**Data entries**.
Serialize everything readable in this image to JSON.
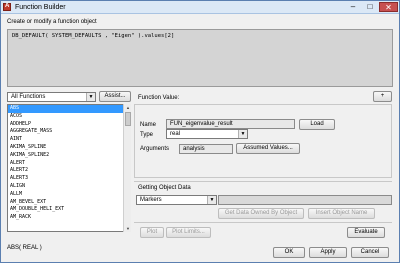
{
  "window": {
    "title": "Function Builder",
    "minimize": "–",
    "maximize": "□",
    "close": "✕",
    "app_icon_letter": "A"
  },
  "prompt": "Create or modify a function object",
  "expression": "DB_DEFAULT( SYSTEM_DEFAULTS , \"Eigen\" ).values[2]",
  "category": {
    "selected": "All Functions",
    "assist_label": "Assist..."
  },
  "functions": [
    "ABS",
    "ACOS",
    "ADDHELP",
    "AGGREGATE_MASS",
    "AINT",
    "AKIMA_SPLINE",
    "AKIMA_SPLINE2",
    "ALERT",
    "ALERT2",
    "ALERT3",
    "ALIGN",
    "ALLM",
    "AM_BEVEL_EXT",
    "AM_DOUBLE_HELI_EXT",
    "AM_RACK"
  ],
  "selected_function_index": 0,
  "function_value": {
    "label": "Function Value:",
    "plus_label": "+"
  },
  "fields": {
    "name_label": "Name",
    "name_value": "FUN_eigenvalue_result",
    "load_label": "Load",
    "type_label": "Type",
    "type_value": "real",
    "arguments_label": "Arguments",
    "arguments_value": "analysis",
    "assumed_values_label": "Assumed Values..."
  },
  "object_data": {
    "heading": "Getting Object Data",
    "object_type": "Markers",
    "get_data_label": "Get Data Owned By Object",
    "insert_name_label": "Insert Object Name"
  },
  "action_buttons": {
    "plot": "Plot",
    "plot_limits": "Plot Limits...",
    "evaluate": "Evaluate"
  },
  "signature": "ABS( REAL )",
  "dialog_buttons": {
    "ok": "OK",
    "apply": "Apply",
    "cancel": "Cancel"
  }
}
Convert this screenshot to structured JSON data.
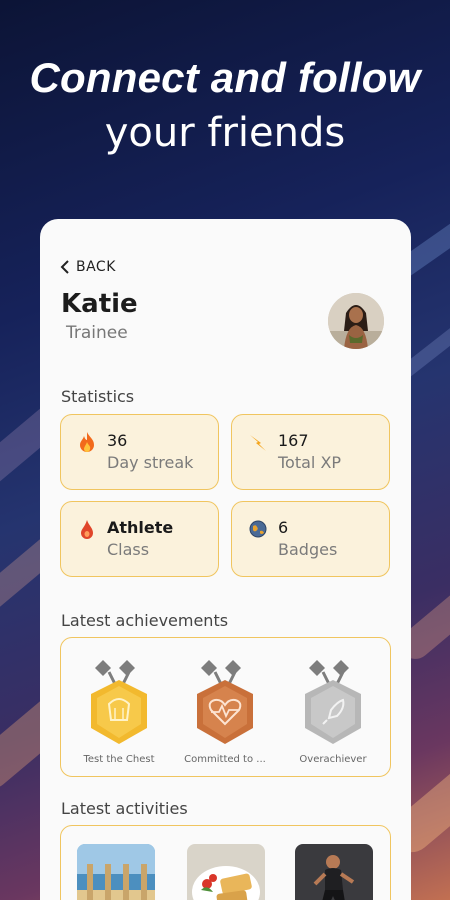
{
  "headline": {
    "line1": "Connect and follow",
    "line2": "your friends"
  },
  "profile": {
    "back_label": "BACK",
    "name": "Katie",
    "role": "Trainee"
  },
  "statistics": {
    "title": "Statistics",
    "items": [
      {
        "value": "36",
        "label": "Day streak",
        "icon": "fire-icon"
      },
      {
        "value": "167",
        "label": "Total XP",
        "icon": "lightning-icon"
      },
      {
        "value": "Athlete",
        "label": "Class",
        "icon": "flame-drop-icon"
      },
      {
        "value": "6",
        "label": "Badges",
        "icon": "globe-badge-icon"
      }
    ]
  },
  "achievements": {
    "title": "Latest achievements",
    "items": [
      {
        "label": "Test the Chest",
        "tier": "gold",
        "color": "#f2b92e"
      },
      {
        "label": "Committed to ...",
        "tier": "bronze",
        "color": "#c9703a"
      },
      {
        "label": "Overachiever",
        "tier": "silver",
        "color": "#b7b7b7"
      }
    ]
  },
  "activities": {
    "title": "Latest activities"
  },
  "colors": {
    "accent_border": "#f0c55f",
    "stat_bg": "#fbf2dc"
  }
}
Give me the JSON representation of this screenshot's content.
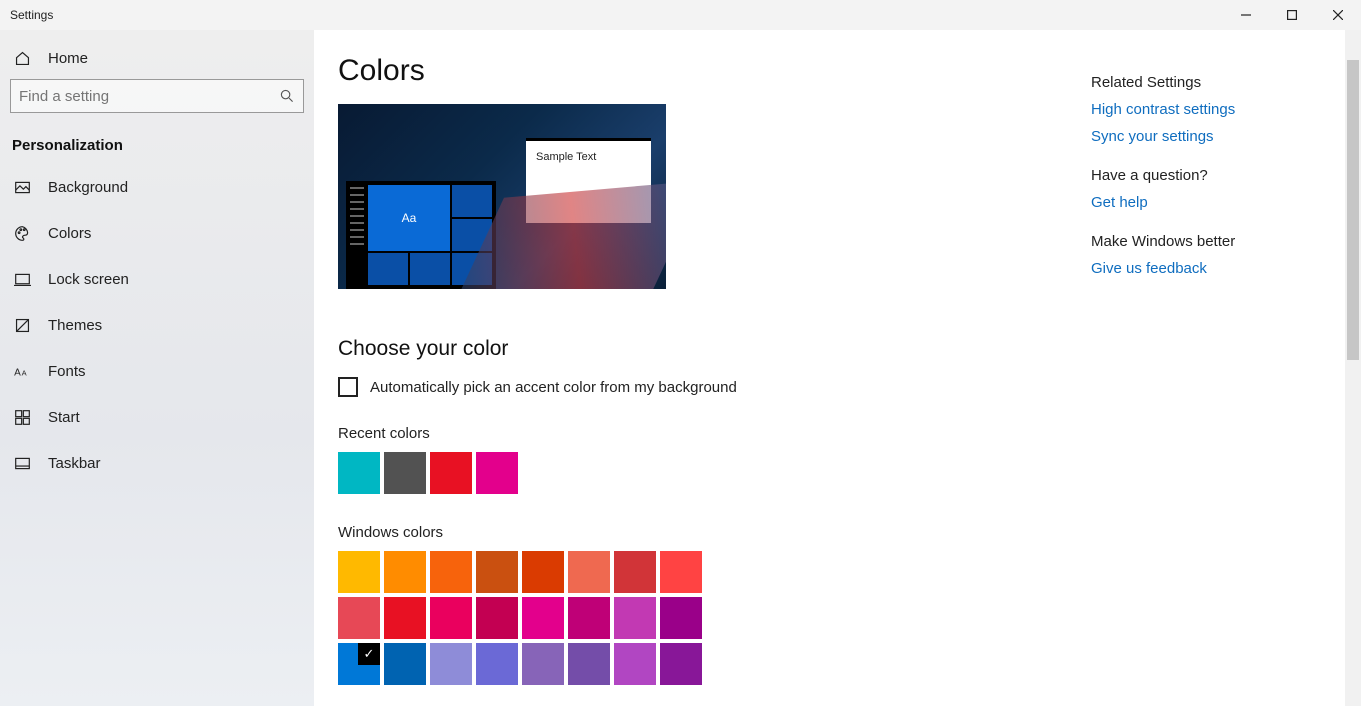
{
  "window_title": "Settings",
  "home_label": "Home",
  "search_placeholder": "Find a setting",
  "category_label": "Personalization",
  "nav_items": [
    {
      "key": "background",
      "label": "Background"
    },
    {
      "key": "colors",
      "label": "Colors"
    },
    {
      "key": "lockscreen",
      "label": "Lock screen"
    },
    {
      "key": "themes",
      "label": "Themes"
    },
    {
      "key": "fonts",
      "label": "Fonts"
    },
    {
      "key": "start",
      "label": "Start"
    },
    {
      "key": "taskbar",
      "label": "Taskbar"
    }
  ],
  "page_title": "Colors",
  "preview_tile_text": "Aa",
  "preview_sample_text": "Sample Text",
  "choose_color_heading": "Choose your color",
  "auto_pick_checkbox_label": "Automatically pick an accent color from my background",
  "auto_pick_checked": false,
  "recent_colors_label": "Recent colors",
  "recent_colors": [
    "#00b7c3",
    "#525252",
    "#e81123",
    "#e3008c"
  ],
  "windows_colors_label": "Windows colors",
  "windows_colors": [
    "#ffb900",
    "#ff8c00",
    "#f7630c",
    "#ca5010",
    "#da3b01",
    "#ef6950",
    "#d13438",
    "#ff4343",
    "#e74856",
    "#e81123",
    "#ea005e",
    "#c30052",
    "#e3008c",
    "#bf0077",
    "#c239b3",
    "#9a0089",
    "#0078d7",
    "#0063b1",
    "#8e8cd8",
    "#6b69d6",
    "#8764b8",
    "#744da9",
    "#b146c2",
    "#881798"
  ],
  "selected_windows_color_index": 16,
  "rail": {
    "related_heading": "Related Settings",
    "related_links": [
      "High contrast settings",
      "Sync your settings"
    ],
    "question_heading": "Have a question?",
    "question_link": "Get help",
    "improve_heading": "Make Windows better",
    "improve_link": "Give us feedback"
  }
}
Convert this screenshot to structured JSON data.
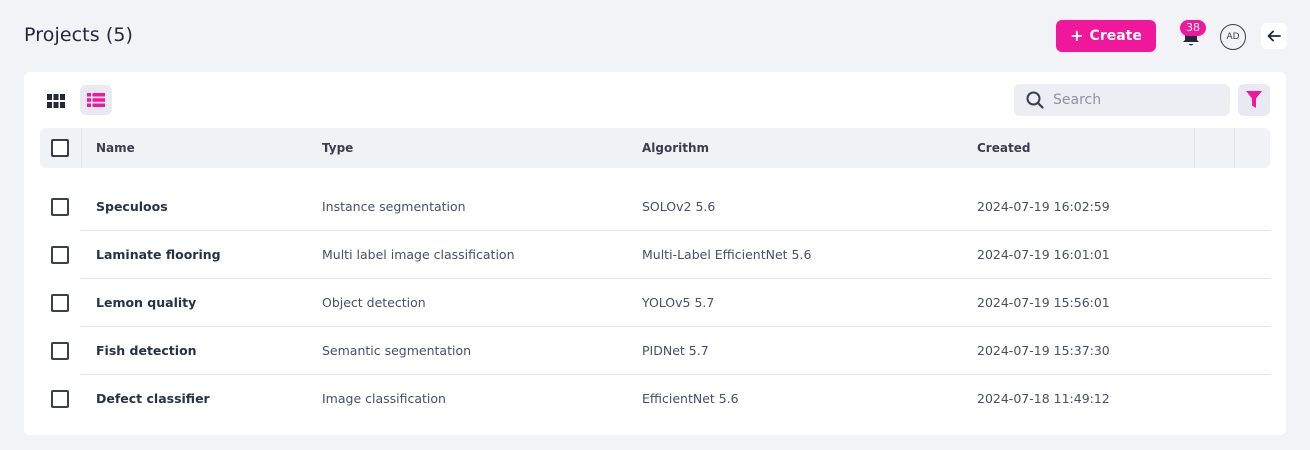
{
  "header": {
    "title": "Projects (5)",
    "create_label": "Create",
    "notification_count": "38",
    "avatar_initials": "AD"
  },
  "toolbar": {
    "search_placeholder": "Search",
    "accent_color": "#f0179b"
  },
  "table": {
    "columns": [
      "Name",
      "Type",
      "Algorithm",
      "Created"
    ],
    "rows": [
      {
        "name": "Speculoos",
        "type": "Instance segmentation",
        "algorithm": "SOLOv2 5.6",
        "created": "2024-07-19 16:02:59"
      },
      {
        "name": "Laminate flooring",
        "type": "Multi label image classification",
        "algorithm": "Multi-Label EfficientNet 5.6",
        "created": "2024-07-19 16:01:01"
      },
      {
        "name": "Lemon quality",
        "type": "Object detection",
        "algorithm": "YOLOv5 5.7",
        "created": "2024-07-19 15:56:01"
      },
      {
        "name": "Fish detection",
        "type": "Semantic segmentation",
        "algorithm": "PIDNet 5.7",
        "created": "2024-07-19 15:37:30"
      },
      {
        "name": "Defect classifier",
        "type": "Image classification",
        "algorithm": "EfficientNet 5.6",
        "created": "2024-07-18 11:49:12"
      }
    ]
  }
}
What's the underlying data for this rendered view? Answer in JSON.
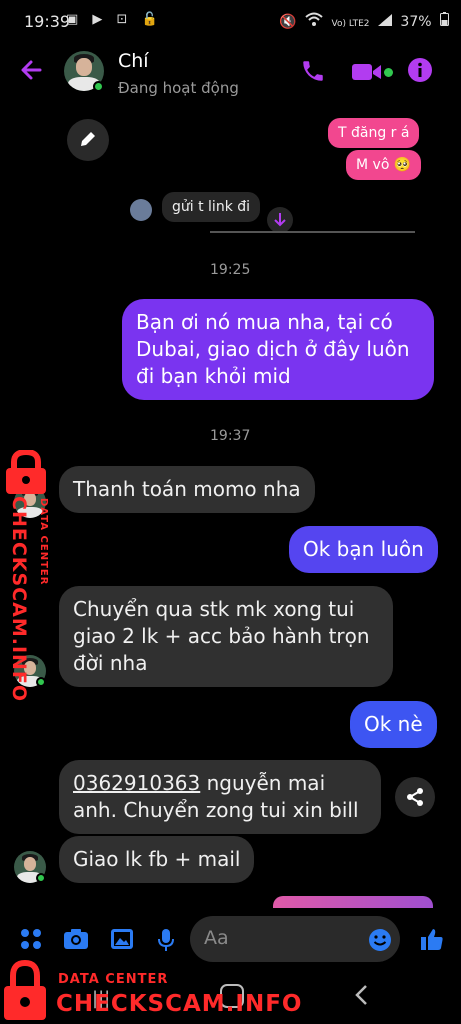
{
  "status_bar": {
    "time": "19:39",
    "network": "Vo) LTE2",
    "battery": "37%"
  },
  "header": {
    "contact_name": "Chí",
    "contact_status": "Đang hoạt động"
  },
  "messages": {
    "pink_1": "T đăng r á",
    "pink_2": "M vô 🥺",
    "small_in": "gửi t link đi",
    "time_1": "19:25",
    "out_1": "Bạn ơi nó mua nha, tại có Dubai, giao dịch ở đây luôn đi bạn khỏi mid",
    "time_2": "19:37",
    "in_1": "Thanh toán momo nha",
    "out_2": "Ok bạn luôn",
    "in_2": "Chuyển qua stk mk xong tui giao 2 lk + acc bảo hành trọn đời nha",
    "out_3": "Ok nè",
    "in_3_phone": "0362910363",
    "in_3_rest": " nguyễn mai anh. Chuyển zong tui xin bill",
    "in_4": "Giao lk fb + mail"
  },
  "composer": {
    "placeholder": "Aa"
  },
  "watermark": {
    "side_small": "DATA CENTER",
    "side_big": "CHECKSCAM.INFO",
    "bottom_small": "DATA CENTER",
    "bottom_big": "CHECKSCAM.INFO"
  },
  "colors": {
    "accent": "#b23cf0",
    "purple_bubble": "#7a34f0",
    "blue_bubble": "#3d55f2",
    "pink_bubble": "#f2478f",
    "incoming_bubble": "#303030",
    "watermark_red": "#ff2a2a",
    "online_green": "#31c74f"
  },
  "icons": {
    "back": "back-arrow-icon",
    "call": "phone-icon",
    "video": "video-camera-icon",
    "info": "info-icon",
    "edit": "pencil-icon",
    "scroll": "arrow-down-icon",
    "share": "share-icon",
    "menu": "grid-dots-icon",
    "camera": "camera-icon",
    "gallery": "image-icon",
    "mic": "microphone-icon",
    "emoji": "emoji-icon",
    "like": "thumbs-up-icon"
  }
}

**Work instructions**.
Copy out each line of the records that holds the string "camera".

**Written response**.
    "video": "video-camera-icon",
    "camera": "camera-icon",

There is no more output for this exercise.